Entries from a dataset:

===

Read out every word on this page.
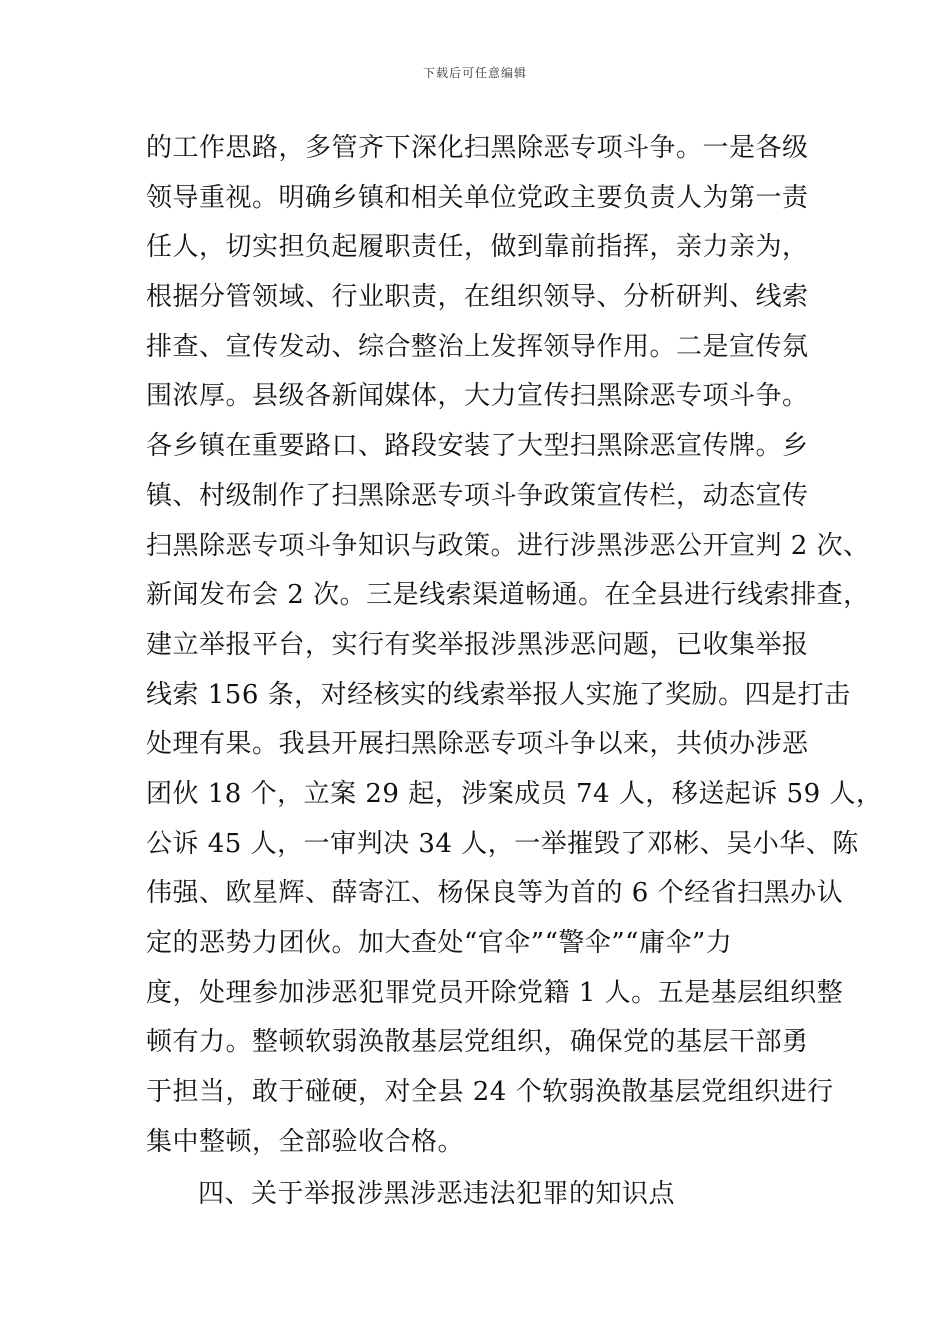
下载后可任意编辑
的工作思路，多管齐下深化扫黑除恶专项斗争。一是各级
领导重视。明确乡镇和相关单位党政主要负责人为第一责
任人，切实担负起履职责任，做到靠前指挥，亲力亲为，
根据分管领域、行业职责，在组织领导、分析研判、线索
排查、宣传发动、综合整治上发挥领导作用。二是宣传氛
围浓厚。县级各新闻媒体，大力宣传扫黑除恶专项斗争。
各乡镇在重要路口、路段安装了大型扫黑除恶宣传牌。乡
镇、村级制作了扫黑除恶专项斗争政策宣传栏，动态宣传
扫黑除恶专项斗争知识与政策。进行涉黑涉恶公开宣判 2 次、
新闻发布会 2 次。三是线索渠道畅通。在全县进行线索排查，
建立举报平台，实行有奖举报涉黑涉恶问题，已收集举报
线索 156 条，对经核实的线索举报人实施了奖励。四是打击
处理有果。我县开展扫黑除恶专项斗争以来，共侦办涉恶
团伙 18 个，立案 29 起，涉案成员 74 人，移送起诉 59 人，
公诉 45 人，一审判决 34 人，一举摧毁了邓彬、吴小华、陈
伟强、欧星辉、薛寄江、杨保良等为首的 6 个经省扫黑办认
定的恶势力团伙。加大查处“官伞”“警伞”“庸伞”力
度，处理参加涉恶犯罪党员开除党籍 1 人。五是基层组织整
顿有力。整顿软弱涣散基层党组织，确保党的基层干部勇
于担当，敢于碰硬，对全县 24 个软弱涣散基层党组织进行
集中整顿，全部验收合格。
四、关于举报涉黑涉恶违法犯罪的知识点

===

Repeat the data in full and exactly. Omit pictures.

Correct response
Read out every word on this page.
下载后可任意编辑
的工作思路，多管齐下深化扫黑除恶专项斗争。一是各级
领导重视。明确乡镇和相关单位党政主要负责人为第一责
任人，切实担负起履职责任，做到靠前指挥，亲力亲为，
根据分管领域、行业职责，在组织领导、分析研判、线索
排查、宣传发动、综合整治上发挥领导作用。二是宣传氛
围浓厚。县级各新闻媒体，大力宣传扫黑除恶专项斗争。
各乡镇在重要路口、路段安装了大型扫黑除恶宣传牌。乡
镇、村级制作了扫黑除恶专项斗争政策宣传栏，动态宣传
扫黑除恶专项斗争知识与政策。进行涉黑涉恶公开宣判 2 次、
新闻发布会 2 次。三是线索渠道畅通。在全县进行线索排查，
建立举报平台，实行有奖举报涉黑涉恶问题，已收集举报
线索 156 条，对经核实的线索举报人实施了奖励。四是打击
处理有果。我县开展扫黑除恶专项斗争以来，共侦办涉恶
团伙 18 个，立案 29 起，涉案成员 74 人，移送起诉 59 人，
公诉 45 人，一审判决 34 人，一举摧毁了邓彬、吴小华、陈
伟强、欧星辉、薛寄江、杨保良等为首的 6 个经省扫黑办认
定的恶势力团伙。加大查处“官伞”“警伞”“庸伞”力
度，处理参加涉恶犯罪党员开除党籍 1 人。五是基层组织整
顿有力。整顿软弱涣散基层党组织，确保党的基层干部勇
于担当，敢于碰硬，对全县 24 个软弱涣散基层党组织进行
集中整顿，全部验收合格。
四、关于举报涉黑涉恶违法犯罪的知识点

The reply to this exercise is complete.